## SHORT TASK
From the listing below, select every line where the word "this" appears.

[Figure dataset records]
○ ○ ○

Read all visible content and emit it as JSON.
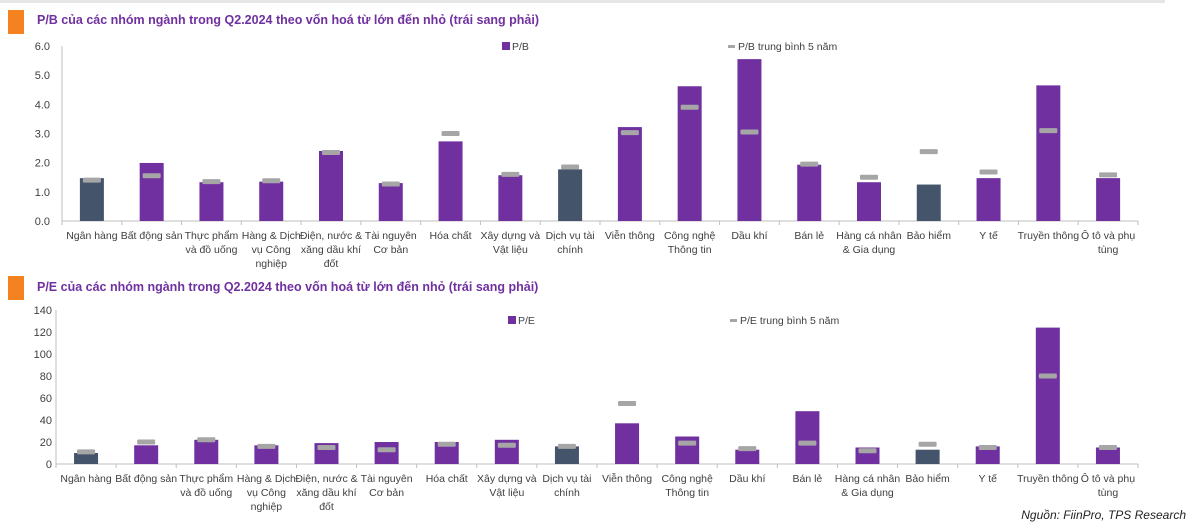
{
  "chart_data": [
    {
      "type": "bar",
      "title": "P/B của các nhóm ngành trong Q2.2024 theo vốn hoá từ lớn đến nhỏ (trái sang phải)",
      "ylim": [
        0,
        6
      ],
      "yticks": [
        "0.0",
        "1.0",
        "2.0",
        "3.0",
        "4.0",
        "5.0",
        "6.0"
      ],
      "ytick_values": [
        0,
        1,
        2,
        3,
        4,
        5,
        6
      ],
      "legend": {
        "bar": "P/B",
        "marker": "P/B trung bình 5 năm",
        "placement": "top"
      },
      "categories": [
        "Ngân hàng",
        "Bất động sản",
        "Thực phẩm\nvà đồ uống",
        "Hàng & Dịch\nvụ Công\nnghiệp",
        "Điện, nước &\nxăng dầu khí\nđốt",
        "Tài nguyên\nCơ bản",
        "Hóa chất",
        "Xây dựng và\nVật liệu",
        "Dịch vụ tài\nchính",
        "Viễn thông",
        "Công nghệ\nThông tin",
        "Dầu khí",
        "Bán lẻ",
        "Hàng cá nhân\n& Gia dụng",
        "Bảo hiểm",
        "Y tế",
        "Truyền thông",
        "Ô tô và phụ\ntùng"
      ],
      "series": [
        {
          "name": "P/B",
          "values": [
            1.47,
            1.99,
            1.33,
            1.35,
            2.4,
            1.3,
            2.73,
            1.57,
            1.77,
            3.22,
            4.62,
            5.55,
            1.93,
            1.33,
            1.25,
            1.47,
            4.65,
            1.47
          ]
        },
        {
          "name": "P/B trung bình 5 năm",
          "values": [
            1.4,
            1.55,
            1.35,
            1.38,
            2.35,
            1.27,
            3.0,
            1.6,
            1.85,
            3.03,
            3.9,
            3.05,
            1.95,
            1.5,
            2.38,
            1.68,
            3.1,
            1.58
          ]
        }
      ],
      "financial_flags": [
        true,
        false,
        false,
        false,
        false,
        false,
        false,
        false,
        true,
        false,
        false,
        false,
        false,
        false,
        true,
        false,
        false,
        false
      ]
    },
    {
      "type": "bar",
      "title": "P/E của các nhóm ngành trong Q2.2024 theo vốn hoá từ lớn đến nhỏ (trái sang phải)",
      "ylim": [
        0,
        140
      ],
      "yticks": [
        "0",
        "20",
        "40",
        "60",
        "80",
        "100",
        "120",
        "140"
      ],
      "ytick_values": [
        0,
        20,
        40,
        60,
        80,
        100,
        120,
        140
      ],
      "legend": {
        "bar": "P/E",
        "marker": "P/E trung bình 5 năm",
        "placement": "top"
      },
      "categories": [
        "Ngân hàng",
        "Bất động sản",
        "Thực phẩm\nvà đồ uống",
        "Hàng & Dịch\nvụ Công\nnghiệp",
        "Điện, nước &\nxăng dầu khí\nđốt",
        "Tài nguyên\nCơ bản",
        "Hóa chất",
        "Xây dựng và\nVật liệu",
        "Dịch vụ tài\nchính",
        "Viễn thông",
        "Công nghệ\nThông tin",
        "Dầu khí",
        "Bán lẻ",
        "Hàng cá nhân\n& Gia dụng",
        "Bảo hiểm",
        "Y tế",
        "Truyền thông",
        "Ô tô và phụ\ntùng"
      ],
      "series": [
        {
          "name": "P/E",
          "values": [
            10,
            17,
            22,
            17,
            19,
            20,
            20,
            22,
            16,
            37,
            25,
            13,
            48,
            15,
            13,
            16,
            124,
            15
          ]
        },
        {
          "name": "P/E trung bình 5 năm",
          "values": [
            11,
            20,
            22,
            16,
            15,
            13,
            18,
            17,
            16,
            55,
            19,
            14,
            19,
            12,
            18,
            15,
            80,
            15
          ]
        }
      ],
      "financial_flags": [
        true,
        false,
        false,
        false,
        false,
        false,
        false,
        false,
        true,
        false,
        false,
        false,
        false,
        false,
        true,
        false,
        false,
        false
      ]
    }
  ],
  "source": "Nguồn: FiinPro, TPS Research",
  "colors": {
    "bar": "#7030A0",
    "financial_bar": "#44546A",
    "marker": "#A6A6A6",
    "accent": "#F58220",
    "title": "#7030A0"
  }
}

○ ○ ○

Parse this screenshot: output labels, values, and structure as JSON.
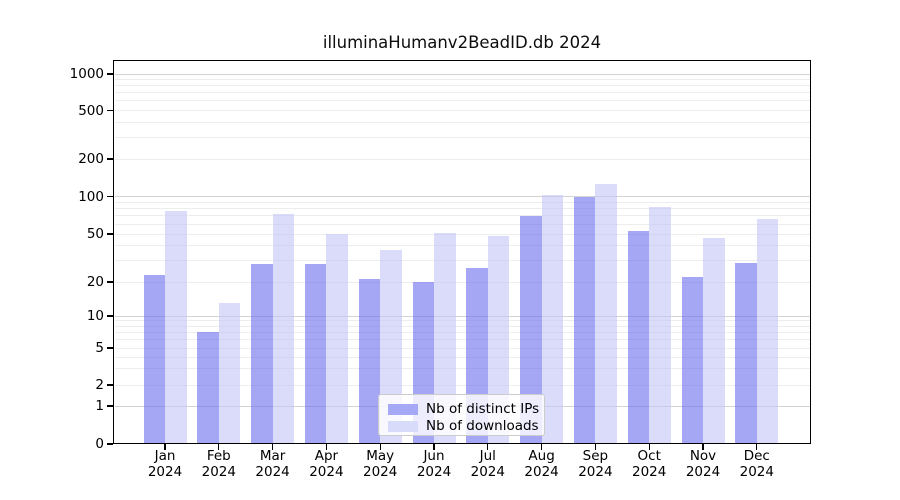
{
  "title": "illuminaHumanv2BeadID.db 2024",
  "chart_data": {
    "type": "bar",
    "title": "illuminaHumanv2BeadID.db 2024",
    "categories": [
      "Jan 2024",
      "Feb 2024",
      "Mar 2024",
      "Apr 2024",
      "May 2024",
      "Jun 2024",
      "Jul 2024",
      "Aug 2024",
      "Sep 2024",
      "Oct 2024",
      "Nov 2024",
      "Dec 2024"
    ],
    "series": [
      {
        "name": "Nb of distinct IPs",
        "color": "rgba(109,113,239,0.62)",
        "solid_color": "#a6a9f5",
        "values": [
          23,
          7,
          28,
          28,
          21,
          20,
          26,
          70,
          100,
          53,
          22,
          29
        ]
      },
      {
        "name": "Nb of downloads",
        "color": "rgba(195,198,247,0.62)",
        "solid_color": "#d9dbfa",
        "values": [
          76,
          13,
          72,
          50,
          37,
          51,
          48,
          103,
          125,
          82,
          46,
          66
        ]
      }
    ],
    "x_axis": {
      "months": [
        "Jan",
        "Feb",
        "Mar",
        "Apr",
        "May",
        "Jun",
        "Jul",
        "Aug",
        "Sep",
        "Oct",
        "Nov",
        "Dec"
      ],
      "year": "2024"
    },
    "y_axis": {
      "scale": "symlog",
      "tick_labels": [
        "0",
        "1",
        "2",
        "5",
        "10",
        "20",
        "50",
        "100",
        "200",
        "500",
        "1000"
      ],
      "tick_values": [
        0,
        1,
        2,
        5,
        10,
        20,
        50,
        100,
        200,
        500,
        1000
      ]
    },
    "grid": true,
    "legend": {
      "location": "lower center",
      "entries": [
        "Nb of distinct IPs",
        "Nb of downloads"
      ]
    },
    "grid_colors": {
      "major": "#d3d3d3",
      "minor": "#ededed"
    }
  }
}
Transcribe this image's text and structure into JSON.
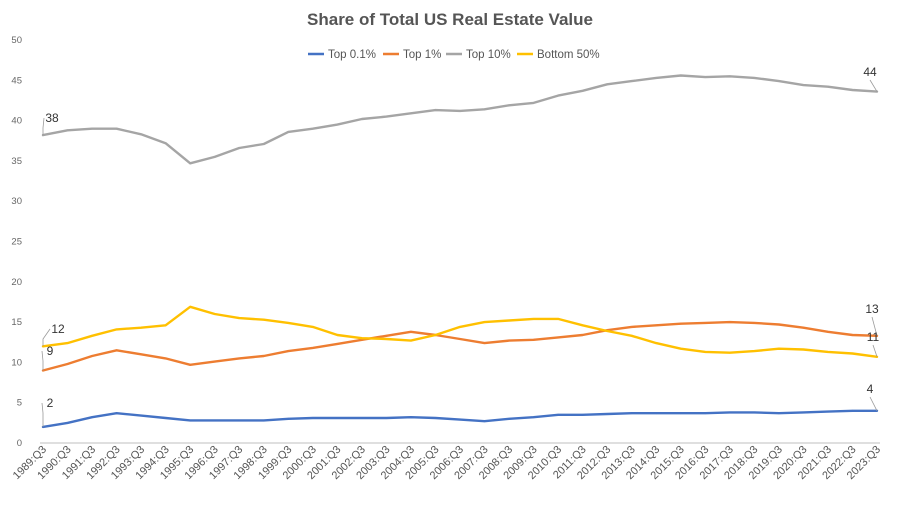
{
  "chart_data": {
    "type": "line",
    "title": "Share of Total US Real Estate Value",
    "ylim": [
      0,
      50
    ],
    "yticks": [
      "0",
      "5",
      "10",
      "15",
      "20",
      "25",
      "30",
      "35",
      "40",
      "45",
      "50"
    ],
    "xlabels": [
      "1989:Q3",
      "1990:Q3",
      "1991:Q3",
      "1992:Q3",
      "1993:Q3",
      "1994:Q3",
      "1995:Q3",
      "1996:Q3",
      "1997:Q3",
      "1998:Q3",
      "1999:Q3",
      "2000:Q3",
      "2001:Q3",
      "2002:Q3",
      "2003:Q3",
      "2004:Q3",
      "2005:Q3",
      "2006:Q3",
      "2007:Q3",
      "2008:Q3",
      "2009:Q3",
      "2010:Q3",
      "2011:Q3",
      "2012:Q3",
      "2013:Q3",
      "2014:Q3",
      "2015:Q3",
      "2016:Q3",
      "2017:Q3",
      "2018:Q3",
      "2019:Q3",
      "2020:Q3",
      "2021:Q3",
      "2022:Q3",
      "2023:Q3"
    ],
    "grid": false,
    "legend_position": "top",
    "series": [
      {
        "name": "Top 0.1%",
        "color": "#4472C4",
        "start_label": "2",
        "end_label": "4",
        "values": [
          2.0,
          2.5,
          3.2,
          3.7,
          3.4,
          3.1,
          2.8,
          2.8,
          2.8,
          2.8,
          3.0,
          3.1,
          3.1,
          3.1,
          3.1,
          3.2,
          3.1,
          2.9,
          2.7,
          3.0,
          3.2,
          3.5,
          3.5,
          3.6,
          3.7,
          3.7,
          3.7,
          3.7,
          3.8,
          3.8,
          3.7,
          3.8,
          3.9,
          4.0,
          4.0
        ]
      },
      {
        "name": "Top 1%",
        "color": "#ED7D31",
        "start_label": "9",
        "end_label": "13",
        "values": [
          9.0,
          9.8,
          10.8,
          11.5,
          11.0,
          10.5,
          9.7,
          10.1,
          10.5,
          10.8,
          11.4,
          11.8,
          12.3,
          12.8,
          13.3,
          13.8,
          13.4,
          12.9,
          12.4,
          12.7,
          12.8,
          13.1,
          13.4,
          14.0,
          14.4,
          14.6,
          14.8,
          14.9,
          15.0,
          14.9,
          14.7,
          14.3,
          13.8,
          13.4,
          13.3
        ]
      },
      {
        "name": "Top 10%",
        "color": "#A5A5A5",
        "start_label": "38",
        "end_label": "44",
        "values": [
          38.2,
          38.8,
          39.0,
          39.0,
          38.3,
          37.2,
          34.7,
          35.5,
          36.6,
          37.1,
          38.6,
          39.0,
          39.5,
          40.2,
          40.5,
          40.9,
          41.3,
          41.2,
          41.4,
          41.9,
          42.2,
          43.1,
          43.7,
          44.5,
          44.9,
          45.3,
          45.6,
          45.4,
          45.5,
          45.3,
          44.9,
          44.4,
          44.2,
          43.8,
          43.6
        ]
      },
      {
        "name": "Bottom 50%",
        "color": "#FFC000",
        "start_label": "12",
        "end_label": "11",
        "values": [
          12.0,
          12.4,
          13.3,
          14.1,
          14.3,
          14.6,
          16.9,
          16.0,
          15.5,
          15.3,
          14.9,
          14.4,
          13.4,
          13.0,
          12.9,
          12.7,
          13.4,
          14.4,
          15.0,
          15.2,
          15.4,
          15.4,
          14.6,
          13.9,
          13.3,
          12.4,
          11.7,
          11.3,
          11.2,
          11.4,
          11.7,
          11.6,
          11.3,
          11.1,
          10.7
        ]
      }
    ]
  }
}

○ ○ ○

## FULL SOLUTION
Parse this screenshot: output labels, values, and structure as JSON.
Transcribe this image's text and structure into JSON.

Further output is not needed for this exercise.